▶ _Provided data_:

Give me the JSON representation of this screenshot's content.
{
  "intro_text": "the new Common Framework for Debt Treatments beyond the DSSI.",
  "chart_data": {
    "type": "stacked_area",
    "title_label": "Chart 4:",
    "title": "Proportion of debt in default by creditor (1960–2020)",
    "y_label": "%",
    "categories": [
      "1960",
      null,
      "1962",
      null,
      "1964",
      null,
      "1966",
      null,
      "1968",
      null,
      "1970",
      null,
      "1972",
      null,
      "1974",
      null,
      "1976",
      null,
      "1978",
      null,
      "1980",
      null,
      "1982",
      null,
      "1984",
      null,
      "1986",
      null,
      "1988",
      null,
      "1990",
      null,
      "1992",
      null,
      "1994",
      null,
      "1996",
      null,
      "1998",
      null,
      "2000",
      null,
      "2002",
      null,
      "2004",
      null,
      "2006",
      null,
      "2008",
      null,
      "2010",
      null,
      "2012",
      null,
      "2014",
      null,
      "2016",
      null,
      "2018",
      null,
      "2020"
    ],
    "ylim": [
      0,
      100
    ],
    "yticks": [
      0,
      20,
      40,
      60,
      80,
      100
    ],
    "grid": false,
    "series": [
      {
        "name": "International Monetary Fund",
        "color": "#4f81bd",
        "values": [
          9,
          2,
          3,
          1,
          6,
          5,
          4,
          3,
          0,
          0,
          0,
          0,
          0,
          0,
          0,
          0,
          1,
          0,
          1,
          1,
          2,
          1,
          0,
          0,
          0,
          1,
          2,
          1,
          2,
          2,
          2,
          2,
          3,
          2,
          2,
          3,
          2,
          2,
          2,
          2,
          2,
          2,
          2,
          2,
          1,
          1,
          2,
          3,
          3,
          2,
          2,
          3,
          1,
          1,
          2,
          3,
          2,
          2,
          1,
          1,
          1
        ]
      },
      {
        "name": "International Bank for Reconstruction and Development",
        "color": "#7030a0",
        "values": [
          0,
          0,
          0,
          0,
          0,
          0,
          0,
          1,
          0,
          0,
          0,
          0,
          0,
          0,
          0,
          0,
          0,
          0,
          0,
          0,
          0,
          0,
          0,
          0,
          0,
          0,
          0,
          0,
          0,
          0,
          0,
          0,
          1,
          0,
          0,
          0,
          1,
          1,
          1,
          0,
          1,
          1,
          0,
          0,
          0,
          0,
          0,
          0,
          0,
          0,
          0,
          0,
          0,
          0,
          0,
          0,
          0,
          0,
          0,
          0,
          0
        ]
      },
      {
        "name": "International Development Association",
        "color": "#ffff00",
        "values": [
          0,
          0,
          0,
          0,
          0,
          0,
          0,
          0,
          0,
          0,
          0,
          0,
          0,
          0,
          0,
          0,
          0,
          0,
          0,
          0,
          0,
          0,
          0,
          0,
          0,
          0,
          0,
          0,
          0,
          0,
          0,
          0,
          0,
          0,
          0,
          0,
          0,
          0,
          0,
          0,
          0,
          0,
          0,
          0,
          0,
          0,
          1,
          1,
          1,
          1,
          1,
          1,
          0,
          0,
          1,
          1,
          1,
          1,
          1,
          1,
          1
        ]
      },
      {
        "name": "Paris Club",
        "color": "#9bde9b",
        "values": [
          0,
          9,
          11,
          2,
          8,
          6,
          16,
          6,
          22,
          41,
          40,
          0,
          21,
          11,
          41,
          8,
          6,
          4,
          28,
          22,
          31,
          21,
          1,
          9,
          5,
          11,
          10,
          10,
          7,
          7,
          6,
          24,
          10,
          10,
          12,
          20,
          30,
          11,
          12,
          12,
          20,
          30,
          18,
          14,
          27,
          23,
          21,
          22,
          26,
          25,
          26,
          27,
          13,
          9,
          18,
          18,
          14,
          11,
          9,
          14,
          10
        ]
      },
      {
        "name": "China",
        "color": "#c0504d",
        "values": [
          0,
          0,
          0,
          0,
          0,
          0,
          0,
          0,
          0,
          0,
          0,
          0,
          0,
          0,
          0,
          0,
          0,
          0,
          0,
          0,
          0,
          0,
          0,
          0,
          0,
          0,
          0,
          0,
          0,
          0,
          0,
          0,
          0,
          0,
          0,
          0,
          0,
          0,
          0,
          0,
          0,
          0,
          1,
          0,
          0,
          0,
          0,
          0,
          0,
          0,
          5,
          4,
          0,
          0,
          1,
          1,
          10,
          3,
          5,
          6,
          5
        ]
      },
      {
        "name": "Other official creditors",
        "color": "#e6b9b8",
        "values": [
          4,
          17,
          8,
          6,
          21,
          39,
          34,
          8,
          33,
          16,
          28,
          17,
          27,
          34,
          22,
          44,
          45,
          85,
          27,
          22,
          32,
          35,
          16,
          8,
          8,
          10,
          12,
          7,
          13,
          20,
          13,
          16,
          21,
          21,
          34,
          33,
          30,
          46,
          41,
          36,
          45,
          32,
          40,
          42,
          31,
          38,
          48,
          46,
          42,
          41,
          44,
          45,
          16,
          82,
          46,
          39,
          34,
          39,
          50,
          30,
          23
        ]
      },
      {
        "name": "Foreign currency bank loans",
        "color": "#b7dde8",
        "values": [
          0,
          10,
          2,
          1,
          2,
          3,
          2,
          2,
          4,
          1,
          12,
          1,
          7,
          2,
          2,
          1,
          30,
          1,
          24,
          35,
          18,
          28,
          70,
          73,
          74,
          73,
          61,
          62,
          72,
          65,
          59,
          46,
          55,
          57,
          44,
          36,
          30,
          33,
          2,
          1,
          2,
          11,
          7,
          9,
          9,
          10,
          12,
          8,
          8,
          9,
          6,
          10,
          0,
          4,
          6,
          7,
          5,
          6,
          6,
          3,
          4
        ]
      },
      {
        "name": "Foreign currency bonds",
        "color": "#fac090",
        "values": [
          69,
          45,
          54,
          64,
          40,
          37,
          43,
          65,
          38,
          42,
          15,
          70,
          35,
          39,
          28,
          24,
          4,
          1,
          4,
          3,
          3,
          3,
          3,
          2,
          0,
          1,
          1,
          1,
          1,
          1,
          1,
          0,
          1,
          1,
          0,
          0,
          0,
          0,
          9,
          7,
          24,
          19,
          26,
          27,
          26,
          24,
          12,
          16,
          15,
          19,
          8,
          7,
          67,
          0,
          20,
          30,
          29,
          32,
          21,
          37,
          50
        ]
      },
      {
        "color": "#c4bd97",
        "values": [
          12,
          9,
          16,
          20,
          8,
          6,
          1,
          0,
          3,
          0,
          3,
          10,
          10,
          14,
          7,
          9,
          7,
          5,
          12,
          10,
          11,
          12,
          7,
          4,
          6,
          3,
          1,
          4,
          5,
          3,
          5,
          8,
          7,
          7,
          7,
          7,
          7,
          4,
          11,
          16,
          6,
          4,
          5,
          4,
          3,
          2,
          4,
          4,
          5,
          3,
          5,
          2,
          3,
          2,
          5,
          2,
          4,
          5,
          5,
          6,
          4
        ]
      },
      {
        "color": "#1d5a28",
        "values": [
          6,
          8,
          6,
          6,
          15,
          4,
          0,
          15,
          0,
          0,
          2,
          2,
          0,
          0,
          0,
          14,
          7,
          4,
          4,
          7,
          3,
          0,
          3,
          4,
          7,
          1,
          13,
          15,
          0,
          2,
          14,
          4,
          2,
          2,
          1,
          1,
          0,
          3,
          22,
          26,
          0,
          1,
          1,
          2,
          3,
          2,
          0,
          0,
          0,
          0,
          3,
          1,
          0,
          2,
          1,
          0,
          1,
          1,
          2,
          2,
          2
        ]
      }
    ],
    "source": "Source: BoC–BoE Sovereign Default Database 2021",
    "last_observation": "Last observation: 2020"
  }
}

▶ _Instructions for the task_:
Reproduce each line verbatim.

▶ _Solution below_:
Give me the JSON representation of this screenshot's content.
{
  "intro_text": "the new Common Framework for Debt Treatments beyond the DSSI.",
  "chart_data": {
    "type": "stacked_area",
    "title_label": "Chart 4:",
    "title": "Proportion of debt in default by creditor (1960–2020)",
    "y_label": "%",
    "categories": [
      "1960",
      null,
      "1962",
      null,
      "1964",
      null,
      "1966",
      null,
      "1968",
      null,
      "1970",
      null,
      "1972",
      null,
      "1974",
      null,
      "1976",
      null,
      "1978",
      null,
      "1980",
      null,
      "1982",
      null,
      "1984",
      null,
      "1986",
      null,
      "1988",
      null,
      "1990",
      null,
      "1992",
      null,
      "1994",
      null,
      "1996",
      null,
      "1998",
      null,
      "2000",
      null,
      "2002",
      null,
      "2004",
      null,
      "2006",
      null,
      "2008",
      null,
      "2010",
      null,
      "2012",
      null,
      "2014",
      null,
      "2016",
      null,
      "2018",
      null,
      "2020"
    ],
    "ylim": [
      0,
      100
    ],
    "yticks": [
      0,
      20,
      40,
      60,
      80,
      100
    ],
    "grid": false,
    "series": [
      {
        "name": "International Monetary Fund",
        "color": "#4f81bd",
        "values": [
          9,
          2,
          3,
          1,
          6,
          5,
          4,
          3,
          0,
          0,
          0,
          0,
          0,
          0,
          0,
          0,
          1,
          0,
          1,
          1,
          2,
          1,
          0,
          0,
          0,
          1,
          2,
          1,
          2,
          2,
          2,
          2,
          3,
          2,
          2,
          3,
          2,
          2,
          2,
          2,
          2,
          2,
          2,
          2,
          1,
          1,
          2,
          3,
          3,
          2,
          2,
          3,
          1,
          1,
          2,
          3,
          2,
          2,
          1,
          1,
          1
        ]
      },
      {
        "name": "International Bank for Reconstruction and Development",
        "color": "#7030a0",
        "values": [
          0,
          0,
          0,
          0,
          0,
          0,
          0,
          1,
          0,
          0,
          0,
          0,
          0,
          0,
          0,
          0,
          0,
          0,
          0,
          0,
          0,
          0,
          0,
          0,
          0,
          0,
          0,
          0,
          0,
          0,
          0,
          0,
          1,
          0,
          0,
          0,
          1,
          1,
          1,
          0,
          1,
          1,
          0,
          0,
          0,
          0,
          0,
          0,
          0,
          0,
          0,
          0,
          0,
          0,
          0,
          0,
          0,
          0,
          0,
          0,
          0
        ]
      },
      {
        "name": "International Development Association",
        "color": "#ffff00",
        "values": [
          0,
          0,
          0,
          0,
          0,
          0,
          0,
          0,
          0,
          0,
          0,
          0,
          0,
          0,
          0,
          0,
          0,
          0,
          0,
          0,
          0,
          0,
          0,
          0,
          0,
          0,
          0,
          0,
          0,
          0,
          0,
          0,
          0,
          0,
          0,
          0,
          0,
          0,
          0,
          0,
          0,
          0,
          0,
          0,
          0,
          0,
          1,
          1,
          1,
          1,
          1,
          1,
          0,
          0,
          1,
          1,
          1,
          1,
          1,
          1,
          1
        ]
      },
      {
        "name": "Paris Club",
        "color": "#9bde9b",
        "values": [
          0,
          9,
          11,
          2,
          8,
          6,
          16,
          6,
          22,
          41,
          40,
          0,
          21,
          11,
          41,
          8,
          6,
          4,
          28,
          22,
          31,
          21,
          1,
          9,
          5,
          11,
          10,
          10,
          7,
          7,
          6,
          24,
          10,
          10,
          12,
          20,
          30,
          11,
          12,
          12,
          20,
          30,
          18,
          14,
          27,
          23,
          21,
          22,
          26,
          25,
          26,
          27,
          13,
          9,
          18,
          18,
          14,
          11,
          9,
          14,
          10
        ]
      },
      {
        "name": "China",
        "color": "#c0504d",
        "values": [
          0,
          0,
          0,
          0,
          0,
          0,
          0,
          0,
          0,
          0,
          0,
          0,
          0,
          0,
          0,
          0,
          0,
          0,
          0,
          0,
          0,
          0,
          0,
          0,
          0,
          0,
          0,
          0,
          0,
          0,
          0,
          0,
          0,
          0,
          0,
          0,
          0,
          0,
          0,
          0,
          0,
          0,
          1,
          0,
          0,
          0,
          0,
          0,
          0,
          0,
          5,
          4,
          0,
          0,
          1,
          1,
          10,
          3,
          5,
          6,
          5
        ]
      },
      {
        "name": "Other official creditors",
        "color": "#e6b9b8",
        "values": [
          4,
          17,
          8,
          6,
          21,
          39,
          34,
          8,
          33,
          16,
          28,
          17,
          27,
          34,
          22,
          44,
          45,
          85,
          27,
          22,
          32,
          35,
          16,
          8,
          8,
          10,
          12,
          7,
          13,
          20,
          13,
          16,
          21,
          21,
          34,
          33,
          30,
          46,
          41,
          36,
          45,
          32,
          40,
          42,
          31,
          38,
          48,
          46,
          42,
          41,
          44,
          45,
          16,
          82,
          46,
          39,
          34,
          39,
          50,
          30,
          23
        ]
      },
      {
        "name": "Foreign currency bank loans",
        "color": "#b7dde8",
        "values": [
          0,
          10,
          2,
          1,
          2,
          3,
          2,
          2,
          4,
          1,
          12,
          1,
          7,
          2,
          2,
          1,
          30,
          1,
          24,
          35,
          18,
          28,
          70,
          73,
          74,
          73,
          61,
          62,
          72,
          65,
          59,
          46,
          55,
          57,
          44,
          36,
          30,
          33,
          2,
          1,
          2,
          11,
          7,
          9,
          9,
          10,
          12,
          8,
          8,
          9,
          6,
          10,
          0,
          4,
          6,
          7,
          5,
          6,
          6,
          3,
          4
        ]
      },
      {
        "name": "Foreign currency bonds",
        "color": "#fac090",
        "values": [
          69,
          45,
          54,
          64,
          40,
          37,
          43,
          65,
          38,
          42,
          15,
          70,
          35,
          39,
          28,
          24,
          4,
          1,
          4,
          3,
          3,
          3,
          3,
          2,
          0,
          1,
          1,
          1,
          1,
          1,
          1,
          0,
          1,
          1,
          0,
          0,
          0,
          0,
          9,
          7,
          24,
          19,
          26,
          27,
          26,
          24,
          12,
          16,
          15,
          19,
          8,
          7,
          67,
          0,
          20,
          30,
          29,
          32,
          21,
          37,
          50
        ]
      },
      {
        "color": "#c4bd97",
        "values": [
          12,
          9,
          16,
          20,
          8,
          6,
          1,
          0,
          3,
          0,
          3,
          10,
          10,
          14,
          7,
          9,
          7,
          5,
          12,
          10,
          11,
          12,
          7,
          4,
          6,
          3,
          1,
          4,
          5,
          3,
          5,
          8,
          7,
          7,
          7,
          7,
          7,
          4,
          11,
          16,
          6,
          4,
          5,
          4,
          3,
          2,
          4,
          4,
          5,
          3,
          5,
          2,
          3,
          2,
          5,
          2,
          4,
          5,
          5,
          6,
          4
        ]
      },
      {
        "color": "#1d5a28",
        "values": [
          6,
          8,
          6,
          6,
          15,
          4,
          0,
          15,
          0,
          0,
          2,
          2,
          0,
          0,
          0,
          14,
          7,
          4,
          4,
          7,
          3,
          0,
          3,
          4,
          7,
          1,
          13,
          15,
          0,
          2,
          14,
          4,
          2,
          2,
          1,
          1,
          0,
          3,
          22,
          26,
          0,
          1,
          1,
          2,
          3,
          2,
          0,
          0,
          0,
          0,
          3,
          1,
          0,
          2,
          1,
          0,
          1,
          1,
          2,
          2,
          2
        ]
      }
    ],
    "source": "Source: BoC–BoE Sovereign Default Database 2021",
    "last_observation": "Last observation: 2020"
  }
}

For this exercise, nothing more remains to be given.